QUESTÕES E TAREFAS:
1. Responda com base no trecho sobre o Romantismo:
(a) A partir de que ano o Romantismo se tinge de teor revolucionário e melancólico?
(b) Com que periodicidade eram publicados os folhetins?
(c) Que longa época termina quando a burguesia passa a pagar pela literatura?
2. Reproduza o trecho sobre o Romantismo entre "Aparecem, na prosa, os" e "tipo de comportamento.", incluindo ambos.

TRECHO SELECIONADO:
........

Escritores do Romantismo

Os românticos são, antes que uma geração, os componentes de uma época mais ou menos dilatada que nasce dentro do ritmo burguês: no início é otimista, francamente solidário e fraternal, onde louva-se o homem simples e bom, idealizam-se como temas os sentimentos, a natureza, a pátria, a liberdade, a igualdade e a fraternidade. A partir do ano de 1789, com o advento da Revolução Francesa, tinge-se de teor revolucionário e melancólico.

Muitas vezes, o Romantismo acaba denunciando as misérias sociais e traz à tona as insatisfações, as tristezas, as desilusões, os tormentos da alma, a rebeldia e a agressividade, elementos e sentimentos bem típicos de um mundo em conflito, absorvendo o novo e as transformações que, mais tarde, gerarão o aparecimento das repúblicas.

Aparecem, na prosa, os folhetins, publicações semanais, quinzenais ou mensais, de histórias narradas em capítulos sequenciados, ao gosto da burguesia que agora consome a literatura e passa a pagar por ela. Assim, termina uma longa época de mecenato. Há o interesse dos autores de agradar o gosto burguês, com finais felizes ou trágicos, histórias de amores impossíveis entre pessoas de classes sociais diferentes. A burguesia, em particular, tornou-se uma espécie de dona da produção artística do período. Além do que, o Romantismo, como espírito de época, mobiliza um novo tipo de comportamento.

........

[Dados coletados]
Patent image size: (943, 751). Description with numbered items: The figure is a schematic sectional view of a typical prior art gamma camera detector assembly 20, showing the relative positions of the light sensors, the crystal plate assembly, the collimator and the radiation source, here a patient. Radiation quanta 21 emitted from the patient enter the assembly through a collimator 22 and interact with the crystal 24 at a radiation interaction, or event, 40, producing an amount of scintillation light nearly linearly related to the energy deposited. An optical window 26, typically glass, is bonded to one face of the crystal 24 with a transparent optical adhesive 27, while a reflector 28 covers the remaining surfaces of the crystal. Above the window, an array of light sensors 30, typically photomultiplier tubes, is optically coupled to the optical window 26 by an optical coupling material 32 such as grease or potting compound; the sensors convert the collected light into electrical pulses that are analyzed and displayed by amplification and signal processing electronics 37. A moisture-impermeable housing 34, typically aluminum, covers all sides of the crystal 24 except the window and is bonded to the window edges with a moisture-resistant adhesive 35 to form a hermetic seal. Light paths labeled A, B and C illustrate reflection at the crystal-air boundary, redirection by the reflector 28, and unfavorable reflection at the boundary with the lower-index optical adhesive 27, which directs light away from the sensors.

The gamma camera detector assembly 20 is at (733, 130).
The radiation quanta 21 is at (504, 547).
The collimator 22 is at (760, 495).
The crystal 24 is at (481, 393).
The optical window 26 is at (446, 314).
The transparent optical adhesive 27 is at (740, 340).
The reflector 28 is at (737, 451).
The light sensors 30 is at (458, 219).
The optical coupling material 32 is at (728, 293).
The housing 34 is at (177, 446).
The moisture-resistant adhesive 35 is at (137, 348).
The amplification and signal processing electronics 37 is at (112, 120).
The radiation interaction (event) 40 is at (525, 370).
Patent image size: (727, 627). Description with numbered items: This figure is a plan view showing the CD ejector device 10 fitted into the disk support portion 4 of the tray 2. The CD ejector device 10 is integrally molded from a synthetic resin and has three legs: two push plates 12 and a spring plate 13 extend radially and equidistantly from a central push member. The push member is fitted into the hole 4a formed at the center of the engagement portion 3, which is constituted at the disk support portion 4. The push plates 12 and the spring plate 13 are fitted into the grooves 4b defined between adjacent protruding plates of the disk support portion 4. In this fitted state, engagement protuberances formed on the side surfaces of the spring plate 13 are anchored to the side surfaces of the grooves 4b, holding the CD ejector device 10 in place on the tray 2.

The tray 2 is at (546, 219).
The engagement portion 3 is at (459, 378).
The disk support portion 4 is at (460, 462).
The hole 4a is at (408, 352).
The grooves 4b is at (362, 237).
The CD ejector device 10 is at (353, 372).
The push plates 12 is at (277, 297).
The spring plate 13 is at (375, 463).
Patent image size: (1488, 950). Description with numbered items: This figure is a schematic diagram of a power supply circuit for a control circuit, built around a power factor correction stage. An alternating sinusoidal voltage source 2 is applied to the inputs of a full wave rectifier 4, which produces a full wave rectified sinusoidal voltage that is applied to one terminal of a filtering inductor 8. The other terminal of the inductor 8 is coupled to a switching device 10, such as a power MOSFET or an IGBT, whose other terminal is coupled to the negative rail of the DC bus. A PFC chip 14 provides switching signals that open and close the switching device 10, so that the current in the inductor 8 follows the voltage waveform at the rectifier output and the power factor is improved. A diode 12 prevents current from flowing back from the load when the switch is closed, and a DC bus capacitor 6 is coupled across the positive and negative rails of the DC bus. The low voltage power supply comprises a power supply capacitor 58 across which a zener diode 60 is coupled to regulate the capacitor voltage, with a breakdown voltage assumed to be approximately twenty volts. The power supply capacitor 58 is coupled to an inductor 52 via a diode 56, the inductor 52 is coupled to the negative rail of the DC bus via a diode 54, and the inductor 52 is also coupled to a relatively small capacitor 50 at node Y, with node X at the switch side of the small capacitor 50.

........

RESPOSTAS ESPERADAS:
1.
(a) A partir de 1789.
(b) Eram publicações semanais, quinzenais ou mensais.
(c) A época do mecenato.

2.
Aparecem, na prosa, os folhetins, publicações semanais, quinzenais ou mensais, de histórias narradas em capítulos sequenciados, ao gosto da burguesia que agora consome a literatura e passa a pagar por ela. Assim, termina uma longa época de mecenato. Há o interesse dos autores de agradar o gosto burguês, com finais felizes ou trágicos, histórias de amores impossíveis entre pessoas de classes sociais diferentes. A burguesia, em particular, tornou-se uma espécie de dona da produção artística do período. Além do que, o Romantismo, como espírito de época, mobiliza um novo tipo de comportamento.